— start —

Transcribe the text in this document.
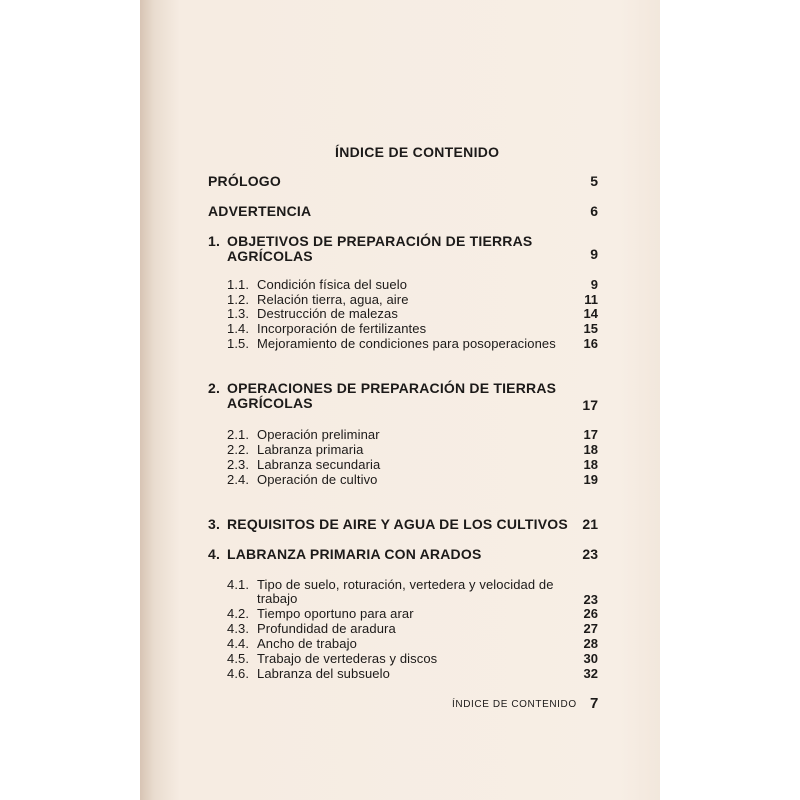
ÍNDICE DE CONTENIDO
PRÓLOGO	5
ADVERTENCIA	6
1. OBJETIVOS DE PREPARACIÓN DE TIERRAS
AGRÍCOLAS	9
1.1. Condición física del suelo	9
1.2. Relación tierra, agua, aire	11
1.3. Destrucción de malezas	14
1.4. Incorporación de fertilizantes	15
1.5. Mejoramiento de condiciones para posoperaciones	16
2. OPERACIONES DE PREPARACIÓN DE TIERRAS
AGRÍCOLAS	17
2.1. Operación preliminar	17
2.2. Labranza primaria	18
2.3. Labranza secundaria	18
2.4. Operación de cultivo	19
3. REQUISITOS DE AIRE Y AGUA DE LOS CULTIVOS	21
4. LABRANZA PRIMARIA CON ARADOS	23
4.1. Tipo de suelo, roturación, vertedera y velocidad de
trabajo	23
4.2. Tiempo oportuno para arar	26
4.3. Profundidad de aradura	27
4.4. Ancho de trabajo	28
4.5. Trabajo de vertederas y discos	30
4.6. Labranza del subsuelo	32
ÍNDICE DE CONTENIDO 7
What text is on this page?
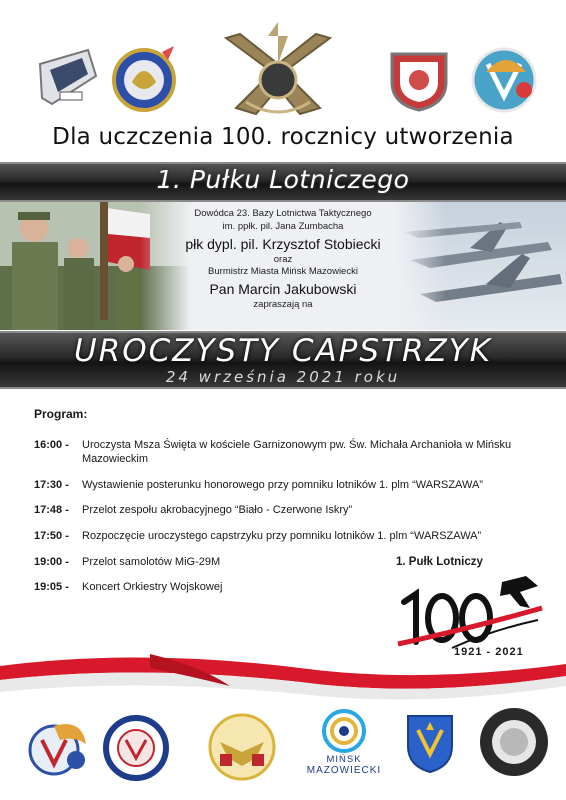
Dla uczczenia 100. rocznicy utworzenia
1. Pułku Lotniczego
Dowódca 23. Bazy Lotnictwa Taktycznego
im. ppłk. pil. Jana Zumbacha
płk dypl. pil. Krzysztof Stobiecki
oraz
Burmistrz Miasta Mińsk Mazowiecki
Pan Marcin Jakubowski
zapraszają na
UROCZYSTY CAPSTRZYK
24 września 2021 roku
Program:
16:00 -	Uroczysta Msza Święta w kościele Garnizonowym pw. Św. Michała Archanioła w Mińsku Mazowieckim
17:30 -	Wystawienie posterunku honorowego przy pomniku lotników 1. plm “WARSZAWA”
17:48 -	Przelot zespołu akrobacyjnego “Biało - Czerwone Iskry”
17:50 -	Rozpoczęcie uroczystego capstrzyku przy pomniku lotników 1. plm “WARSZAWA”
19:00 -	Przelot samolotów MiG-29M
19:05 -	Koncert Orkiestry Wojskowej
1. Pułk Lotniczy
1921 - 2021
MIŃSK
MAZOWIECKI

— end —

- Task prompt: Transcribe every line in the entries above, taking out only the images.

- Full response:
Transcribe the text in this document.
ÍNDICE DE CONTENIDO
PRÓLOGO	5
ADVERTENCIA	6
1. OBJETIVOS DE PREPARACIÓN DE TIERRAS
AGRÍCOLAS	9
1.1. Condición física del suelo	9
1.2. Relación tierra, agua, aire	11
1.3. Destrucción de malezas	14
1.4. Incorporación de fertilizantes	15
1.5. Mejoramiento de condiciones para posoperaciones	16
2. OPERACIONES DE PREPARACIÓN DE TIERRAS
AGRÍCOLAS	17
2.1. Operación preliminar	17
2.2. Labranza primaria	18
2.3. Labranza secundaria	18
2.4. Operación de cultivo	19
3. REQUISITOS DE AIRE Y AGUA DE LOS CULTIVOS	21
4. LABRANZA PRIMARIA CON ARADOS	23
4.1. Tipo de suelo, roturación, vertedera y velocidad de
trabajo	23
4.2. Tiempo oportuno para arar	26
4.3. Profundidad de aradura	27
4.4. Ancho de trabajo	28
4.5. Trabajo de vertederas y discos	30
4.6. Labranza del subsuelo	32
ÍNDICE DE CONTENIDO 7
What text is on this page?
Dla uczczenia 100. rocznicy utworzenia
1. Pułku Lotniczego
Dowódca 23. Bazy Lotnictwa Taktycznego
im. ppłk. pil. Jana Zumbacha
płk dypl. pil. Krzysztof Stobiecki
oraz
Burmistrz Miasta Mińsk Mazowiecki
Pan Marcin Jakubowski
zapraszają na
UROCZYSTY CAPSTRZYK
24 września 2021 roku
Program:
16:00 -	Uroczysta Msza Święta w kościele Garnizonowym pw. Św. Michała Archanioła w Mińsku Mazowieckim
17:30 -	Wystawienie posterunku honorowego przy pomniku lotników 1. plm “WARSZAWA”
17:48 -	Przelot zespołu akrobacyjnego “Biało - Czerwone Iskry”
17:50 -	Rozpoczęcie uroczystego capstrzyku przy pomniku lotników 1. plm “WARSZAWA”
19:00 -	Przelot samolotów MiG-29M
19:05 -	Koncert Orkiestry Wojskowej
1. Pułk Lotniczy
1921 - 2021
MIŃSK
MAZOWIECKI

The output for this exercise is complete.